(Entries with figure data)
'''

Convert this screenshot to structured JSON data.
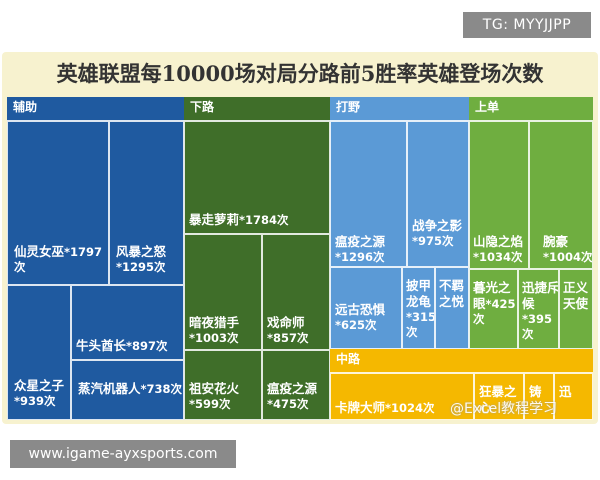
{
  "tag": "TG: MYYJJPP",
  "footer": "www.igame-ayxsports.com",
  "watermark": "@Excel教程学习",
  "chart_data": {
    "type": "treemap",
    "title": "英雄联盟每10000场对局分路前5胜率英雄登场次数",
    "colors": {
      "辅助": "#1f5aa0",
      "下路": "#3f6e29",
      "打野": "#5b9ad6",
      "上单": "#6fae40",
      "中路": "#f5b800"
    },
    "groups": [
      {
        "name": "辅助",
        "items": [
          {
            "name": "仙灵女巫",
            "count": "*1797次"
          },
          {
            "name": "风暴之怒",
            "count": "*1295次"
          },
          {
            "name": "牛头酋长",
            "count": "*897次"
          },
          {
            "name": "众星之子",
            "count": "*939次"
          },
          {
            "name": "蒸汽机器人",
            "count": "*738次"
          }
        ]
      },
      {
        "name": "下路",
        "items": [
          {
            "name": "暴走萝莉",
            "count": "*1784次"
          },
          {
            "name": "暗夜猎手",
            "count": "*1003次"
          },
          {
            "name": "戏命师",
            "count": "*857次"
          },
          {
            "name": "祖安花火",
            "count": "*599次"
          },
          {
            "name": "瘟疫之源",
            "count": "*475次"
          }
        ]
      },
      {
        "name": "打野",
        "items": [
          {
            "name": "瘟疫之源",
            "count": "*1296次"
          },
          {
            "name": "战争之影",
            "count": "*975次"
          },
          {
            "name": "远古恐惧",
            "count": "*625次"
          },
          {
            "name": "披甲龙龟",
            "count": "*315次"
          },
          {
            "name": "不羁之悦",
            "count": ""
          }
        ]
      },
      {
        "name": "上单",
        "items": [
          {
            "name": "山隐之焰",
            "count": "*1034次"
          },
          {
            "name": "腕豪",
            "count": "*1004次"
          },
          {
            "name": "暮光之眼",
            "count": "*425次"
          },
          {
            "name": "迅捷斥候",
            "count": "*395次"
          },
          {
            "name": "正义天使",
            "count": ""
          }
        ]
      },
      {
        "name": "中路",
        "items": [
          {
            "name": "卡牌大师",
            "count": "*1024次"
          },
          {
            "name": "狂暴之心",
            "count": ""
          },
          {
            "name": "铸",
            "count": ""
          },
          {
            "name": "迅",
            "count": ""
          }
        ]
      }
    ]
  }
}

'''

Short problem » Write out all the entries again, word for word, and print no images.

Result of the task »
Convert this screenshot to structured JSON data.
{
  "tag": "TG: MYYJJPP",
  "footer": "www.igame-ayxsports.com",
  "watermark": "@Excel教程学习",
  "chart_data": {
    "type": "treemap",
    "title": "英雄联盟每10000场对局分路前5胜率英雄登场次数",
    "colors": {
      "辅助": "#1f5aa0",
      "下路": "#3f6e29",
      "打野": "#5b9ad6",
      "上单": "#6fae40",
      "中路": "#f5b800"
    },
    "groups": [
      {
        "name": "辅助",
        "items": [
          {
            "name": "仙灵女巫",
            "count": "*1797次"
          },
          {
            "name": "风暴之怒",
            "count": "*1295次"
          },
          {
            "name": "牛头酋长",
            "count": "*897次"
          },
          {
            "name": "众星之子",
            "count": "*939次"
          },
          {
            "name": "蒸汽机器人",
            "count": "*738次"
          }
        ]
      },
      {
        "name": "下路",
        "items": [
          {
            "name": "暴走萝莉",
            "count": "*1784次"
          },
          {
            "name": "暗夜猎手",
            "count": "*1003次"
          },
          {
            "name": "戏命师",
            "count": "*857次"
          },
          {
            "name": "祖安花火",
            "count": "*599次"
          },
          {
            "name": "瘟疫之源",
            "count": "*475次"
          }
        ]
      },
      {
        "name": "打野",
        "items": [
          {
            "name": "瘟疫之源",
            "count": "*1296次"
          },
          {
            "name": "战争之影",
            "count": "*975次"
          },
          {
            "name": "远古恐惧",
            "count": "*625次"
          },
          {
            "name": "披甲龙龟",
            "count": "*315次"
          },
          {
            "name": "不羁之悦",
            "count": ""
          }
        ]
      },
      {
        "name": "上单",
        "items": [
          {
            "name": "山隐之焰",
            "count": "*1034次"
          },
          {
            "name": "腕豪",
            "count": "*1004次"
          },
          {
            "name": "暮光之眼",
            "count": "*425次"
          },
          {
            "name": "迅捷斥候",
            "count": "*395次"
          },
          {
            "name": "正义天使",
            "count": ""
          }
        ]
      },
      {
        "name": "中路",
        "items": [
          {
            "name": "卡牌大师",
            "count": "*1024次"
          },
          {
            "name": "狂暴之心",
            "count": ""
          },
          {
            "name": "铸",
            "count": ""
          },
          {
            "name": "迅",
            "count": ""
          }
        ]
      }
    ]
  }
}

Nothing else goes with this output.